→ **Exercise prompt**: Copy out all lines where "this" appears.

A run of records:

# # # # # # #

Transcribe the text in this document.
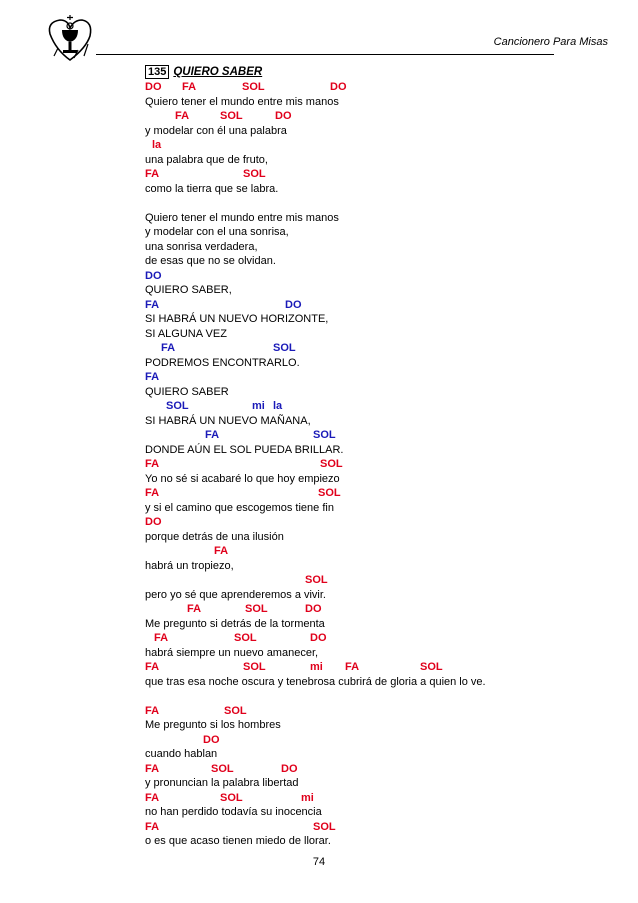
Cancionero Para Misas
135 QUIERO SABER
DO FA	SOL	DO
Quiero tener el mundo entre mis manos
FA	SOL	DO
y modelar con él una palabra
la
una palabra que de fruto,
FA	SOL
como la tierra que se labra.
Quiero tener el mundo entre mis manos
y modelar con el una sonrisa,
una sonrisa verdadera,
de esas que no se olvidan.
DO
QUIERO SABER,
FA	DO
SI HABRÁ UN NUEVO HORIZONTE,
SI ALGUNA VEZ
FA	SOL
PODREMOS ENCONTRARLO.
FA
QUIERO SABER
SOL	mi la
SI HABRÁ UN NUEVO MAÑANA,
FA	SOL
DONDE AÚN EL SOL PUEDA BRILLAR.
FA	SOL
Yo no sé si acabaré lo que hoy empiezo
FA	SOL
y si el camino que escogemos tiene fin
DO
porque detrás de una ilusión
FA
habrá un tropiezo,
SOL
pero yo sé que aprenderemos a vivir.
FA	SOL	DO
Me pregunto si detrás de la tormenta
FA	SOL	DO
habrá siempre un nuevo amanecer,
FA	SOL	mi FA	SOL
que tras esa noche oscura y tenebrosa cubrirá de gloria a quien lo ve.
FA	SOL
Me pregunto si los hombres
DO
cuando hablan
FA	SOL	DO
y pronuncian la palabra libertad
FA	SOL	mi
no han perdido todavía su inocencia
FA	SOL
o es que acaso tienen miedo de llorar.
74
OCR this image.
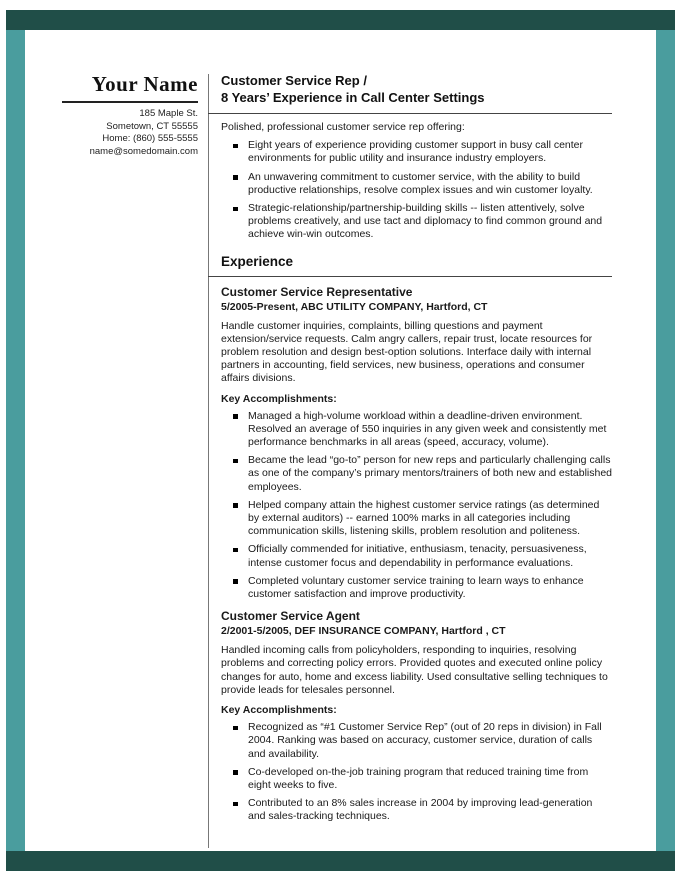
Your Name
185 Maple St.
Sometown, CT 55555
Home: (860) 555-5555
name@somedomain.com
Customer Service Rep /
8 Years’ Experience in Call Center Settings

Polished, professional customer service rep offering:

Eight years of experience providing customer support in busy call center environments for public utility and insurance industry employers.
An unwavering commitment to customer service, with the ability to build productive relationships, resolve complex issues and win customer loyalty.
Strategic-relationship/partnership-building skills -- listen attentively, solve problems creatively, and use tact and diplomacy to find common ground and achieve win-win outcomes.
Experience
Customer Service Representative
5/2005-Present, ABC UTILITY COMPANY, Hartford, CT

Handle customer inquiries, complaints, billing questions and payment extension/service requests. Calm angry callers, repair trust, locate resources for problem resolution and design best-option solutions. Interface daily with internal partners in accounting, field services, new business, operations and consumer affairs divisions.

Key Accomplishments:
Managed a high-volume workload within a deadline-driven environment. Resolved an average of 550 inquiries in any given week and consistently met performance benchmarks in all areas (speed, accuracy, volume).
Became the lead “go-to” person for new reps and particularly challenging calls as one of the company’s primary mentors/trainers of both new and established employees.
Helped company attain the highest customer service ratings (as determined by external auditors) -- earned 100% marks in all categories including communication skills, listening skills, problem resolution and politeness.
Officially commended for initiative, enthusiasm, tenacity, persuasiveness, intense customer focus and dependability in performance evaluations.
Completed voluntary customer service training to learn ways to enhance customer satisfaction and improve productivity.
Customer Service Agent
2/2001-5/2005, DEF INSURANCE COMPANY, Hartford , CT

Handled incoming calls from policyholders, responding to inquiries, resolving problems and correcting policy errors. Provided quotes and executed online policy changes for auto, home and excess liability. Used consultative selling techniques to provide leads for telesales personnel.

Key Accomplishments:
Recognized as “#1 Customer Service Rep” (out of 20 reps in division) in Fall 2004. Ranking was based on accuracy, customer service, duration of calls and availability.
Co-developed on-the-job training program that reduced training time from eight weeks to five.
Contributed to an 8% sales increase in 2004 by improving lead-generation and sales-tracking techniques.
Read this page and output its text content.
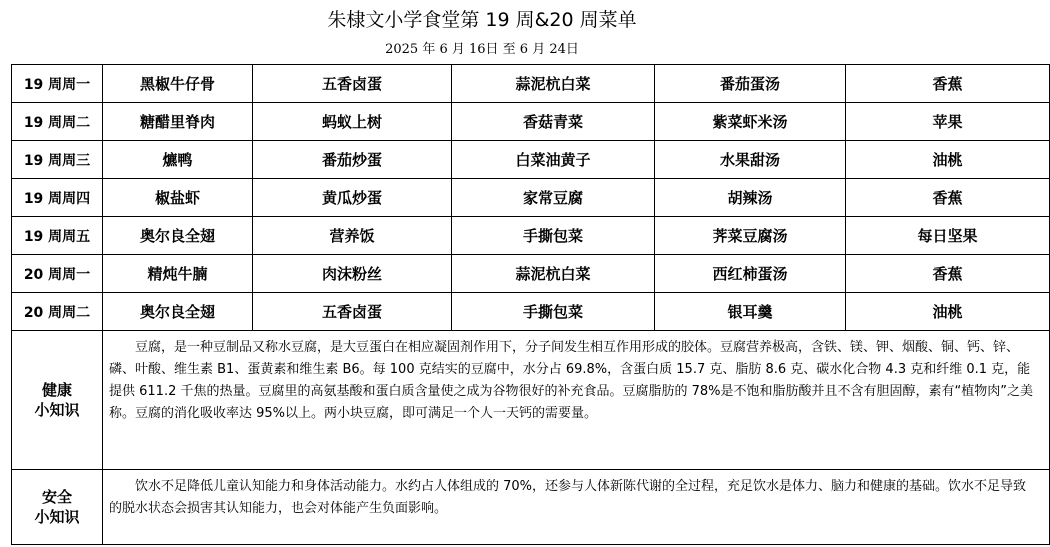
朱棣文小学食堂第 19 周&20 周菜单
2025 年 6 月 16日 至 6 月 24日
19 周周一	黑椒牛仔骨	五香卤蛋	蒜泥杭白菜	番茄蛋汤	香蕉
19 周周二	糖醋里脊肉	蚂蚁上树	香菇青菜	紫菜虾米汤	苹果
19 周周三	爊鸭	番茄炒蛋	白菜油黄子	水果甜汤	油桃
19 周周四	椒盐虾	黄瓜炒蛋	家常豆腐	胡辣汤	香蕉
19 周周五	奥尔良全翅	营养饭	手撕包菜	荠菜豆腐汤	每日坚果
20 周周一	精炖牛腩	肉沫粉丝	蒜泥杭白菜	西红柿蛋汤	香蕉
20 周周二	奥尔良全翅	五香卤蛋	手撕包菜	银耳羹	油桃

健康
小知识	豆腐，是一种豆制品又称水豆腐，是大豆蛋白在相应凝固剂作用下，分子间发生相互作用形成的胶体。豆腐营养极高，含铁、镁、钾、烟酸、铜、钙、锌、磷、叶酸、维生素 B1、蛋黄素和维生素 B6。每 100 克结实的豆腐中，水分占 69.8%，含蛋白质 15.7 克、脂肪 8.6 克、碳水化合物 4.3 克和纤维 0.1 克，能提供 611.2 千焦的热量。豆腐里的高氨基酸和蛋白质含量使之成为谷物很好的补充食品。豆腐脂肪的 78%是不饱和脂肪酸并且不含有胆固醇，素有“植物肉”之美称。豆腐的消化吸收率达 95%以上。两小块豆腐，即可满足一个人一天钙的需要量。				

安全
小知识	饮水不足降低儿童认知能力和身体活动能力。水约占人体组成的 70%，还参与人体新陈代谢的全过程，充足饮水是体力、脑力和健康的基础。饮水不足导致的脱水状态会损害其认知能力，也会对体能产生负面影响。				
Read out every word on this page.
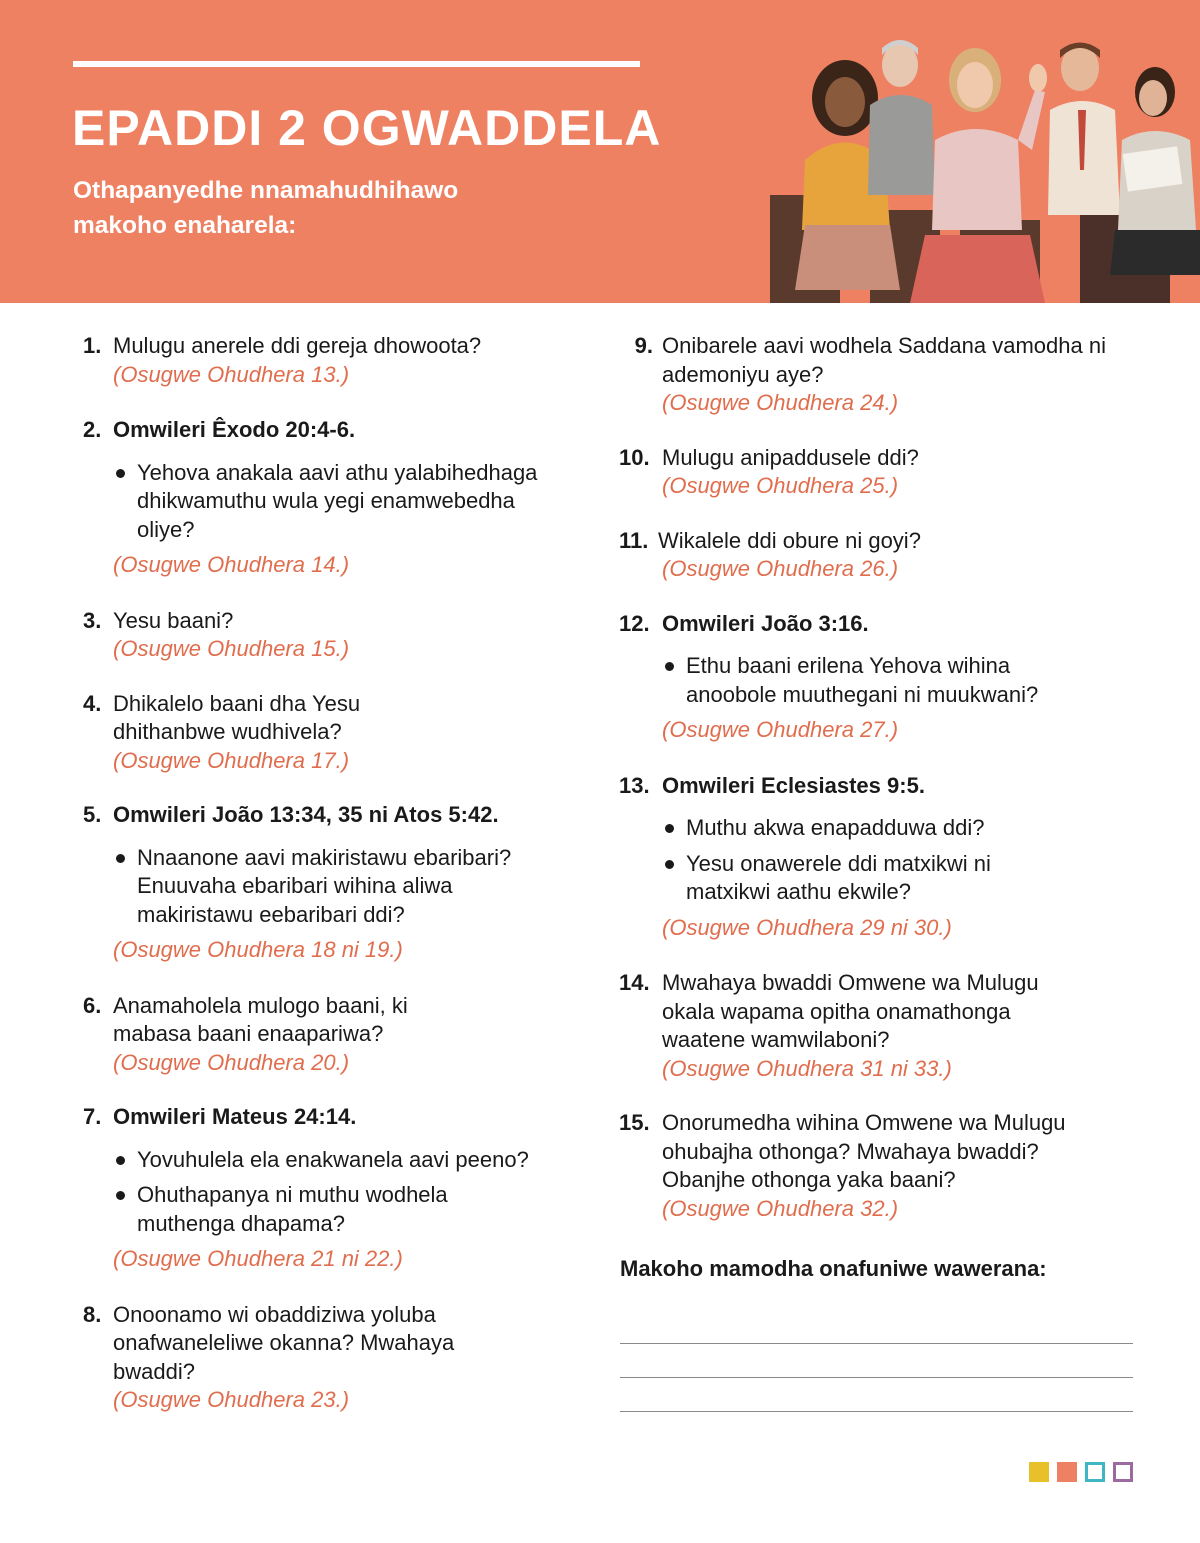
EPADDI 2 OGWADDELA

Othapanyedhe nnamahudhihawo makoho enaharela:

1. Mulugu anerele ddi gereja dhowoota?
(Osugwe Ohudhera 13.)
2. Omwileri Êxodo 20:4-6.
Yehova anakala aavi athu yalabihedhaga dhikwamuthu wula yegi enamwebedha oliye?
(Osugwe Ohudhera 14.)
3. Yesu baani?
(Osugwe Ohudhera 15.)
4. Dhikalelo baani dha Yesu dhithanbwe wudhivela?
(Osugwe Ohudhera 17.)
5. Omwileri João 13:34, 35 ni Atos 5:42.
Nnaanone aavi makiristawu ebaribari? Enuuvaha ebaribari wihina aliwa makiristawu eebaribari ddi?
(Osugwe Ohudhera 18 ni 19.)
6. Anamaholela mulogo baani, ki mabasa baani enaapariwa?
(Osugwe Ohudhera 20.)
7. Omwileri Mateus 24:14.
Yovuhulela ela enakwanela aavi peeno?
Ohuthapanya ni muthu wodhela muthenga dhapama?
(Osugwe Ohudhera 21 ni 22.)
8. Onoonamo wi obaddiziwa yoluba onafwaneleliwe okanna? Mwahaya bwaddi?
(Osugwe Ohudhera 23.)
9. Onibarele aavi wodhela Saddana vamodha ni ademoniyu aye?
(Osugwe Ohudhera 24.)
10. Mulugu anipaddusele ddi?
(Osugwe Ohudhera 25.)
11. Wikalele ddi obure ni goyi?
(Osugwe Ohudhera 26.)
12. Omwileri João 3:16.
Ethu baani erilena Yehova wihina anoobole muuthegani ni muukwani?
(Osugwe Ohudhera 27.)
13. Omwileri Eclesiastes 9:5.
Muthu akwa enapadduwa ddi?
Yesu onawerele ddi matxikwi ni matxikwi aathu ekwile?
(Osugwe Ohudhera 29 ni 30.)
14. Mwahaya bwaddi Omwene wa Mulugu okala wapama opitha onamathonga waatene wamwilaboni?
(Osugwe Ohudhera 31 ni 33.)
15. Onorumedha wihina Omwene wa Mulugu ohubajha othonga? Mwahaya bwaddi? Obanjhe othonga yaka baani?
(Osugwe Ohudhera 32.)

Makoho mamodha onafuniwe wawerana:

# # # # # # #

→ **In response**:
Transcribe the text in this document.
OCR this image.
Read this page and output its text content.
Read out every word on this page.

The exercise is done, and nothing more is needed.